**Given task:** Do not carry the pictures over; copy every other part of the entries exactly.

───

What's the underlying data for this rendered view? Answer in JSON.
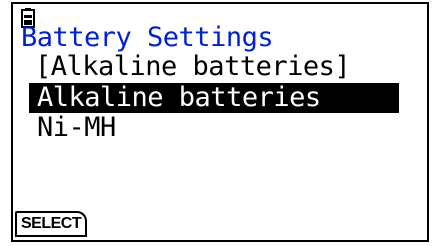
{
  "status_bar": {
    "icon": "battery-icon"
  },
  "screen": {
    "title": "Battery Settings",
    "current_setting": "[Alkaline batteries]"
  },
  "options": [
    {
      "label": "Alkaline batteries",
      "selected": true
    },
    {
      "label": "Ni-MH",
      "selected": false
    }
  ],
  "softkeys": {
    "f1": "SELECT"
  },
  "colors": {
    "title": "#001fd6",
    "highlight": "#000000",
    "background": "#ffffff"
  }
}
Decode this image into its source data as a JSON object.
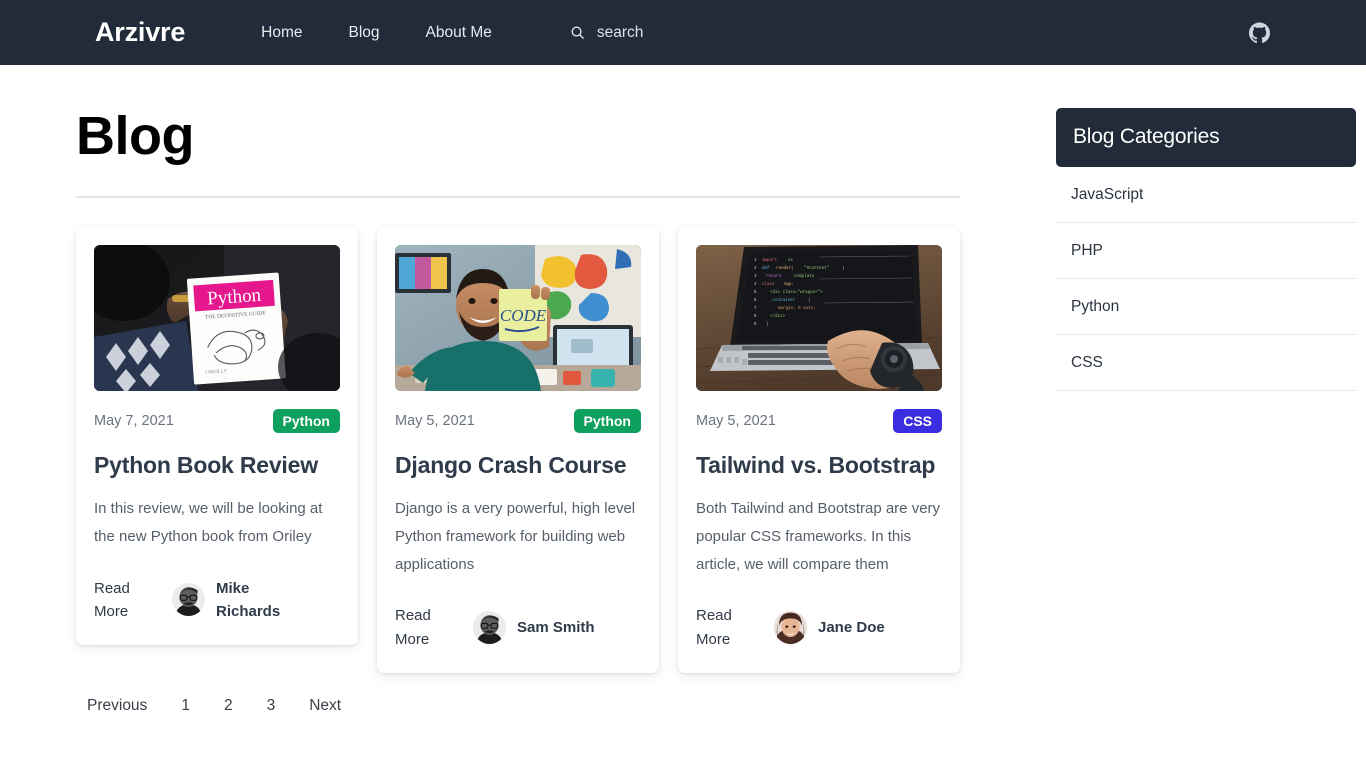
{
  "navbar": {
    "brand": "Arzivre",
    "links": [
      {
        "label": "Home"
      },
      {
        "label": "Blog"
      },
      {
        "label": "About Me"
      }
    ],
    "search": {
      "placeholder": "search",
      "value": "",
      "icon": "search-icon"
    },
    "right_icon": "github-icon",
    "background_color": "#212b3a"
  },
  "page": {
    "title": "Blog"
  },
  "posts": [
    {
      "image_alt": "hands-holding-python-oreilly-book",
      "date": "May 7, 2021",
      "category": "Python",
      "category_color": "#0ea05e",
      "title": "Python Book Review",
      "excerpt": "In this review, we will be looking at the new Python book from Oriley",
      "read_more": "Read More",
      "author": "Mike Richards",
      "avatar_alt": "avatar-mike-richards"
    },
    {
      "image_alt": "man-holding-code-sticky-note",
      "date": "May 5, 2021",
      "category": "Python",
      "category_color": "#0ea05e",
      "title": "Django Crash Course",
      "excerpt": "Django is a very powerful, high level Python framework for building web applications",
      "read_more": "Read More",
      "author": "Sam Smith",
      "avatar_alt": "avatar-sam-smith"
    },
    {
      "image_alt": "hand-typing-on-laptop-with-code",
      "date": "May 5, 2021",
      "category": "CSS",
      "category_color": "#3b2ee0",
      "title": "Tailwind vs. Bootstrap",
      "excerpt": "Both Tailwind and Bootstrap are very popular CSS frameworks. In this article, we will compare them",
      "read_more": "Read More",
      "author": "Jane Doe",
      "avatar_alt": "avatar-jane-doe"
    }
  ],
  "pagination": {
    "previous": "Previous",
    "pages": [
      "1",
      "2",
      "3"
    ],
    "next": "Next"
  },
  "sidebar": {
    "heading": "Blog Categories",
    "categories": [
      {
        "label": "JavaScript"
      },
      {
        "label": "PHP"
      },
      {
        "label": "Python"
      },
      {
        "label": "CSS"
      }
    ]
  }
}
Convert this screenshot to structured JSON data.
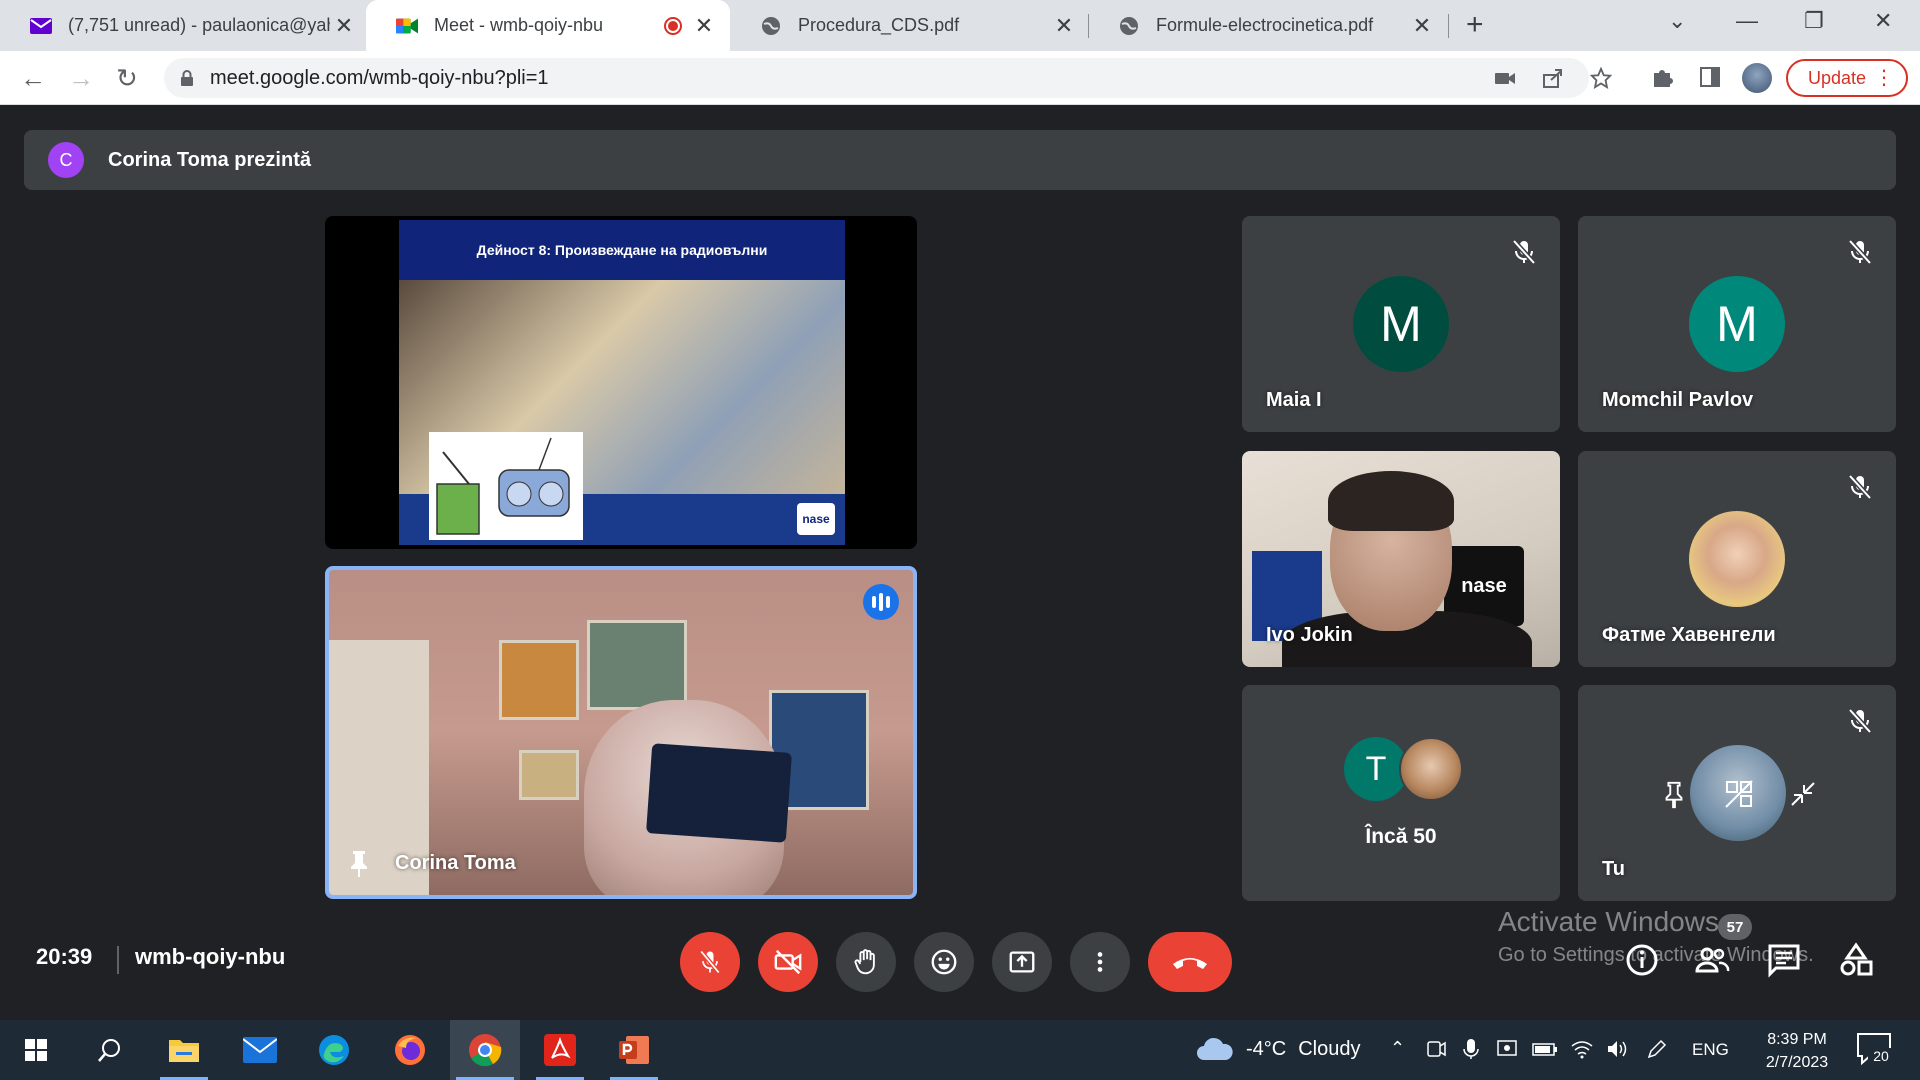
{
  "browser": {
    "tabs": [
      {
        "title": "(7,751 unread) - paulaonica@yah",
        "icon": "yahoo-mail-icon",
        "active": false
      },
      {
        "title": "Meet - wmb-qoiy-nbu",
        "icon": "google-meet-icon",
        "active": true,
        "recording": true
      },
      {
        "title": "Procedura_CDS.pdf",
        "icon": "globe-icon",
        "active": false
      },
      {
        "title": "Formule-electrocinetica.pdf",
        "icon": "globe-icon",
        "active": false
      }
    ],
    "url": "meet.google.com/wmb-qoiy-nbu?pli=1",
    "update_label": "Update"
  },
  "meet": {
    "presenter_initial": "C",
    "presenter_text": "Corina Toma prezintă",
    "slide_title": "Дейност 8: Произвеждане на радиовълни",
    "slide_logo": "nase",
    "speaker_name": "Corina Toma",
    "participants": [
      {
        "name": "Maia I",
        "initial": "M",
        "color": "#004d40",
        "muted": true
      },
      {
        "name": "Momchil Pavlov",
        "initial": "M",
        "color": "#00897b",
        "muted": true
      },
      {
        "name": "Ivo Jokin",
        "muted": false
      },
      {
        "name": "Фатме Хавенгели",
        "muted": true
      },
      {
        "name": "Încă 50",
        "initial": "T",
        "color": "#00796b"
      },
      {
        "name": "Tu",
        "muted": true
      }
    ],
    "ivo_poster": "nase",
    "time": "20:39",
    "meeting_code": "wmb-qoiy-nbu",
    "participant_count": "57",
    "watermark_line1": "Activate Windows",
    "watermark_line2": "Go to Settings to activate Windows."
  },
  "taskbar": {
    "weather_temp": "-4°C",
    "weather_cond": "Cloudy",
    "lang": "ENG",
    "time": "8:39 PM",
    "date": "2/7/2023",
    "notifications": "20"
  }
}
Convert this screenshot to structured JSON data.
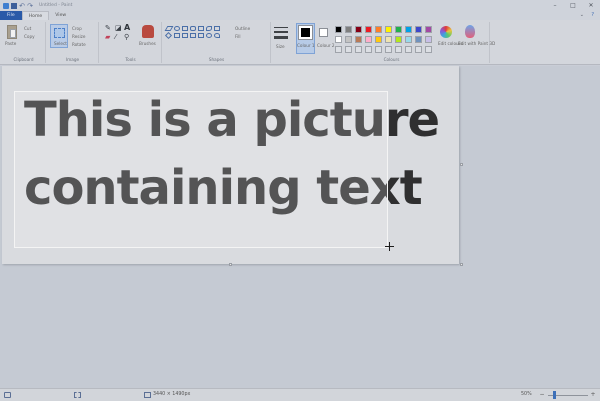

───

**Written response:**
What's the underlying data for this rendered view? Answer in JSON.
{
  "status_bar": {
    "icon": "battery-icon"
  },
  "screen": {
    "title": "Battery Settings",
    "current_setting": "[Alkaline batteries]"
  },
  "options": [
    {
      "label": "Alkaline batteries",
      "selected": true
    },
    {
      "label": "Ni-MH",
      "selected": false
    }
  ],
  "softkeys": {
    "f1": "SELECT"
  },
  "colors": {
    "title": "#001fd6",
    "highlight": "#000000",
    "background": "#ffffff"
  }
}
Decode this image into its source data as a JSON object.
{
  "navbar": {
    "brand": "Arzivre",
    "links": [
      {
        "label": "Home"
      },
      {
        "label": "Blog"
      },
      {
        "label": "About Me"
      }
    ],
    "search": {
      "placeholder": "search",
      "value": "",
      "icon": "search-icon"
    },
    "right_icon": "github-icon",
    "background_color": "#212b3a"
  },
  "page": {
    "title": "Blog"
  },
  "posts": [
    {
      "image_alt": "hands-holding-python-oreilly-book",
      "date": "May 7, 2021",
      "category": "Python",
      "category_color": "#0ea05e",
      "title": "Python Book Review",
      "excerpt": "In this review, we will be looking at the new Python book from Oriley",
      "read_more": "Read More",
      "author": "Mike Richards",
      "avatar_alt": "avatar-mike-richards"
    },
    {
      "image_alt": "man-holding-code-sticky-note",
      "date": "May 5, 2021",
      "category": "Python",
      "category_color": "#0ea05e",
      "title": "Django Crash Course",
      "excerpt": "Django is a very powerful, high level Python framework for building web applications",
      "read_more": "Read More",
      "author": "Sam Smith",
      "avatar_alt": "avatar-sam-smith"
    },
    {
      "image_alt": "hand-typing-on-laptop-with-code",
      "date": "May 5, 2021",
      "category": "CSS",
      "category_color": "#3b2ee0",
      "title": "Tailwind vs. Bootstrap",
      "excerpt": "Both Tailwind and Bootstrap are very popular CSS frameworks. In this article, we will compare them",
      "read_more": "Read More",
      "author": "Jane Doe",
      "avatar_alt": "avatar-jane-doe"
    }
  ],
  "pagination": {
    "previous": "Previous",
    "pages": [
      "1",
      "2",
      "3"
    ],
    "next": "Next"
  },
  "sidebar": {
    "heading": "Blog Categories",
    "categories": [
      {
        "label": "JavaScript"
      },
      {
        "label": "PHP"
      },
      {
        "label": "Python"
      },
      {
        "label": "CSS"
      }
    ]
  }
}
Convert this screenshot to structured JSON data.
{
  "browser": {
    "tabs": [
      {
        "title": "(7,751 unread) - paulaonica@yah",
        "icon": "yahoo-mail-icon",
        "active": false
      },
      {
        "title": "Meet - wmb-qoiy-nbu",
        "icon": "google-meet-icon",
        "active": true,
        "recording": true
      },
      {
        "title": "Procedura_CDS.pdf",
        "icon": "globe-icon",
        "active": false
      },
      {
        "title": "Formule-electrocinetica.pdf",
        "icon": "globe-icon",
        "active": false
      }
    ],
    "url": "meet.google.com/wmb-qoiy-nbu?pli=1",
    "update_label": "Update"
  },
  "meet": {
    "presenter_initial": "C",
    "presenter_text": "Corina Toma prezintă",
    "slide_title": "Дейност 8: Произвеждане на радиовълни",
    "slide_logo": "nase",
    "speaker_name": "Corina Toma",
    "participants": [
      {
        "name": "Maia I",
        "initial": "M",
        "color": "#004d40",
        "muted": true
      },
      {
        "name": "Momchil Pavlov",
        "initial": "M",
        "color": "#00897b",
        "muted": true
      },
      {
        "name": "Ivo Jokin",
        "muted": false
      },
      {
        "name": "Фатме Хавенгели",
        "muted": true
      },
      {
        "name": "Încă 50",
        "initial": "T",
        "color": "#00796b"
      },
      {
        "name": "Tu",
        "muted": true
      }
    ],
    "ivo_poster": "nase",
    "time": "20:39",
    "meeting_code": "wmb-qoiy-nbu",
    "participant_count": "57",
    "watermark_line1": "Activate Windows",
    "watermark_line2": "Go to Settings to activate Windows."
  },
  "taskbar": {
    "weather_temp": "-4°C",
    "weather_cond": "Cloudy",
    "lang": "ENG",
    "time": "8:39 PM",
    "date": "2/7/2023",
    "notifications": "20"
  }
}
Convert this screenshot to structured JSON data.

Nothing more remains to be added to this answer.